Énoncé: Transcrivez mot pour mot toutes les lignes des items ci-dessous, sans reprendre les images dans la réponse.
╭──
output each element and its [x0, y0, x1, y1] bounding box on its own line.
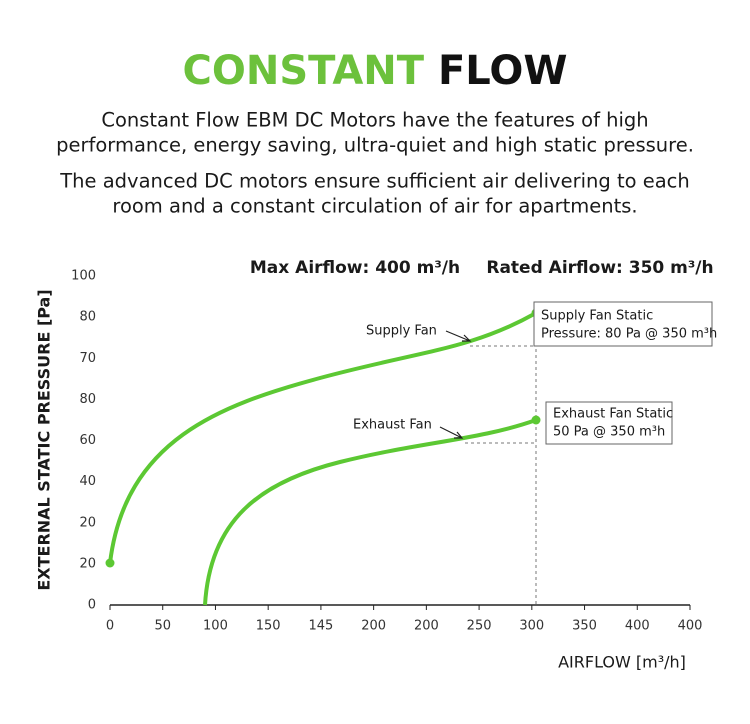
curve-label: Exhaust Fan — [353, 418, 432, 433]
paragraph-line: room and a constant circulation of air f… — [112, 195, 637, 218]
x-tick-label: 300 — [519, 619, 544, 634]
x-axis-title: AIRFLOW [m³/h] — [558, 653, 686, 672]
y-tick-label: 70 — [79, 351, 96, 366]
callout-text: Supply Fan Static — [541, 309, 653, 324]
y-tick-label: 80 — [79, 310, 96, 325]
paragraph-line: performance, energy saving, ultra-quiet … — [56, 134, 694, 157]
curve-label: Supply Fan — [366, 324, 437, 339]
exhaust-curve — [203, 418, 537, 606]
title-accent: CONSTANT — [183, 48, 425, 94]
callout-text: 50 Pa @ 350 m³h — [553, 425, 665, 440]
y-tick-label: 20 — [79, 556, 96, 571]
y-tick-label: 40 — [79, 474, 96, 489]
y-tick-label: 80 — [79, 392, 96, 407]
callout-box — [533, 301, 713, 347]
header: Rated Airflow: 350 m³/h — [486, 258, 713, 278]
x-tick-label: 250 — [467, 619, 492, 634]
callout-box — [545, 401, 673, 445]
supply-curve — [108, 311, 537, 564]
ticks: 0 20 20 40 60 80 70 80 100 0 50 100 150 145 200 200 250 3… — [71, 269, 702, 634]
x-tick-label: 145 — [308, 619, 333, 634]
y-axis-title: EXTERNAL STATIC PRESSURE [Pa] — [35, 289, 54, 590]
x-tick-label: 350 — [572, 619, 597, 634]
x-tick-label: 400 — [678, 619, 703, 634]
paragraph-line: The advanced DC motors ensure sufficient… — [59, 170, 690, 193]
header: Max Airflow: 400 m³/h — [250, 258, 460, 278]
y-tick-label: 20 — [79, 515, 96, 530]
callout-text: Pressure: 80 Pa @ 350 m³h — [541, 327, 717, 342]
title-rest: FLOW — [438, 48, 568, 94]
paragraph-line: Constant Flow EBM DC Motors have the fea… — [101, 109, 648, 132]
y-tick-label: 100 — [71, 269, 96, 284]
x-tick-label: 200 — [361, 619, 386, 634]
x-tick-label: 400 — [625, 619, 650, 634]
x-tick-label: 150 — [256, 619, 281, 634]
arrow — [439, 426, 464, 439]
title: CONSTANT FLOW — [183, 48, 568, 94]
x-tick-label: 50 — [154, 619, 171, 634]
y-tick-label: 0 — [88, 598, 96, 613]
x-tick-label: 0 — [106, 619, 114, 634]
x-tick-label: 200 — [414, 619, 439, 634]
arrow — [445, 330, 472, 342]
title-space — [424, 48, 438, 94]
point — [105, 558, 115, 568]
x-tick-label: 100 — [203, 619, 228, 634]
y-tick-label: 60 — [79, 433, 96, 448]
point — [531, 415, 541, 425]
callout-text: Exhaust Fan Static — [553, 407, 673, 422]
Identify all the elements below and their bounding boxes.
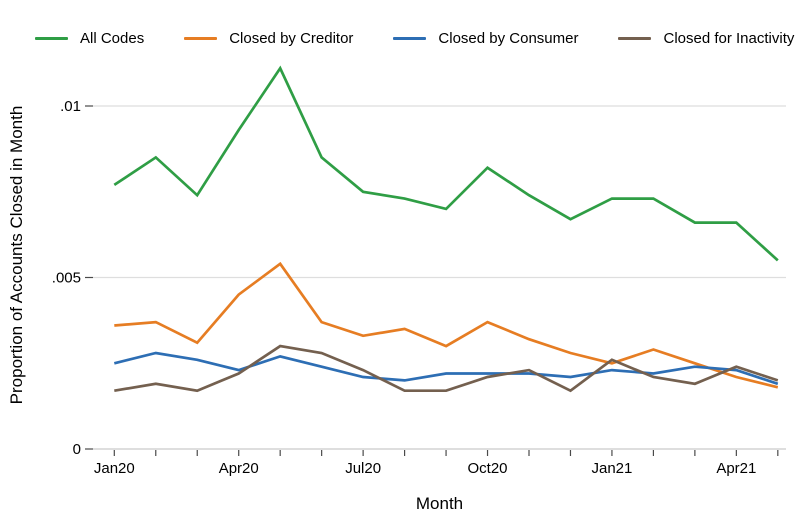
- series-line-closed-by-consumer: [113, 351, 779, 386]
- legend-swatch-icon: [618, 37, 652, 40]
- y-axis-title: Proportion of Accounts Closed in Month: [7, 106, 26, 405]
- y-tick-label: .005: [52, 270, 81, 287]
- y-tick-label: .01: [60, 98, 81, 115]
- series-line-all-codes: [113, 65, 779, 262]
- x-axis-title: Month: [416, 494, 463, 513]
- x-tick-label: Oct20: [468, 460, 508, 477]
- legend-label: Closed for Inactivity: [663, 30, 795, 47]
- y-tick-label: 0: [73, 441, 81, 458]
- legend-item: Closed by Creditor: [184, 30, 353, 47]
- legend-label: Closed by Consumer: [438, 30, 579, 47]
- x-tick-label: Jan20: [94, 460, 135, 477]
- legend: All Codes Closed by Creditor Closed by Con…: [35, 30, 794, 47]
- legend-swatch-icon: [35, 37, 68, 40]
- series-line-closed-by-creditor: [114, 261, 779, 389]
- legend-item: Closed for Inactivity: [618, 30, 794, 47]
- legend-swatch-icon: [393, 37, 427, 40]
- legend-item: Closed by Consumer: [393, 30, 578, 47]
- x-tick-label: Apr21: [716, 460, 756, 477]
- series-line-closed-for-inactivity: [114, 344, 779, 393]
- x-tick-label: Apr20: [219, 460, 259, 477]
- x-tick-label: Jan21: [592, 460, 633, 477]
- legend-label: Closed by Creditor: [229, 30, 354, 47]
- legend-item: All Codes: [35, 30, 144, 47]
- legend-label: All Codes: [80, 30, 145, 47]
- legend-swatch-icon: [184, 37, 218, 40]
- x-tick-label: Jul20: [345, 460, 381, 477]
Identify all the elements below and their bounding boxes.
╰──
Sortie attendue:
output each element and its [x0, y0, x1, y1] bounding box on its own line.
curve-label: Exhaust Fan — [353, 418, 432, 433]
paragraph-line: room and a constant circulation of air f… — [112, 195, 637, 218]
x-tick-label: 300 — [519, 619, 544, 634]
x-axis-title: AIRFLOW [m³/h] — [558, 653, 686, 672]
y-tick-label: 70 — [79, 351, 96, 366]
callout-text: Supply Fan Static — [541, 309, 653, 324]
y-tick-label: 80 — [79, 310, 96, 325]
paragraph-line: performance, energy saving, ultra-quiet … — [56, 134, 694, 157]
curve-label: Supply Fan — [366, 324, 437, 339]
exhaust-curve — [203, 418, 537, 606]
title-accent: CONSTANT — [183, 48, 425, 94]
callout-text: 50 Pa @ 350 m³h — [553, 425, 665, 440]
y-tick-label: 20 — [79, 556, 96, 571]
y-tick-label: 40 — [79, 474, 96, 489]
y-tick-label: 80 — [79, 392, 96, 407]
callout-box — [533, 301, 713, 347]
header: Rated Airflow: 350 m³/h — [486, 258, 713, 278]
x-tick-label: 250 — [467, 619, 492, 634]
callout-box — [545, 401, 673, 445]
supply-curve — [108, 311, 537, 564]
ticks: 0 20 20 40 60 80 70 80 100 0 50 100 150 145 200 200 250 3… — [71, 269, 702, 634]
x-tick-label: 145 — [308, 619, 333, 634]
y-axis-title: EXTERNAL STATIC PRESSURE [Pa] — [35, 289, 54, 590]
x-tick-label: 350 — [572, 619, 597, 634]
x-tick-label: 400 — [678, 619, 703, 634]
paragraph-line: The advanced DC motors ensure sufficient… — [59, 170, 690, 193]
header: Max Airflow: 400 m³/h — [250, 258, 460, 278]
y-tick-label: 20 — [79, 515, 96, 530]
callout-text: Pressure: 80 Pa @ 350 m³h — [541, 327, 717, 342]
title-rest: FLOW — [438, 48, 568, 94]
paragraph-line: Constant Flow EBM DC Motors have the fea… — [101, 109, 648, 132]
y-tick-label: 100 — [71, 269, 96, 284]
x-tick-label: 200 — [361, 619, 386, 634]
x-tick-label: 400 — [625, 619, 650, 634]
x-tick-label: 150 — [256, 619, 281, 634]
arrow — [439, 426, 464, 439]
title: CONSTANT FLOW — [183, 48, 568, 94]
x-tick-label: 50 — [154, 619, 171, 634]
y-tick-label: 0 — [88, 598, 96, 613]
x-tick-label: 0 — [106, 619, 114, 634]
x-tick-label: 200 — [414, 619, 439, 634]
arrow — [445, 330, 472, 342]
title-space — [424, 48, 438, 94]
point — [105, 558, 115, 568]
x-tick-label: 100 — [203, 619, 228, 634]
y-tick-label: 60 — [79, 433, 96, 448]
point — [531, 415, 541, 425]
callout-text: Exhaust Fan Static — [553, 407, 673, 422]
Identify all the elements below and their bounding boxes.
- series-line-closed-by-consumer: [113, 351, 779, 386]
- legend-swatch-icon: [618, 37, 652, 40]
- y-axis-title: Proportion of Accounts Closed in Month: [7, 106, 26, 405]
- y-tick-label: .005: [52, 270, 81, 287]
- y-tick-label: .01: [60, 98, 81, 115]
- series-line-all-codes: [113, 65, 779, 262]
- x-axis-title: Month: [416, 494, 463, 513]
- x-tick-label: Oct20: [468, 460, 508, 477]
- legend-label: Closed for Inactivity: [663, 30, 795, 47]
- y-tick-label: 0: [73, 441, 81, 458]
- legend-item: Closed by Creditor: [184, 30, 353, 47]
- legend-label: Closed by Consumer: [438, 30, 579, 47]
- x-tick-label: Jan20: [94, 460, 135, 477]
- legend: All Codes Closed by Creditor Closed by Con…: [35, 30, 794, 47]
- legend-swatch-icon: [35, 37, 68, 40]
- series-line-closed-by-creditor: [114, 261, 779, 389]
- legend-item: Closed for Inactivity: [618, 30, 794, 47]
- legend-swatch-icon: [393, 37, 427, 40]
- legend-item: Closed by Consumer: [393, 30, 578, 47]
- x-tick-label: Apr21: [716, 460, 756, 477]
- series-line-closed-for-inactivity: [114, 344, 779, 393]
- x-tick-label: Apr20: [219, 460, 259, 477]
- x-tick-label: Jan21: [592, 460, 633, 477]
- legend-label: Closed by Creditor: [229, 30, 354, 47]
- legend-item: All Codes: [35, 30, 144, 47]
- legend-label: All Codes: [80, 30, 145, 47]
- legend-swatch-icon: [184, 37, 218, 40]
- x-tick-label: Jul20: [345, 460, 381, 477]
Identify all the elements below and their bounding boxes.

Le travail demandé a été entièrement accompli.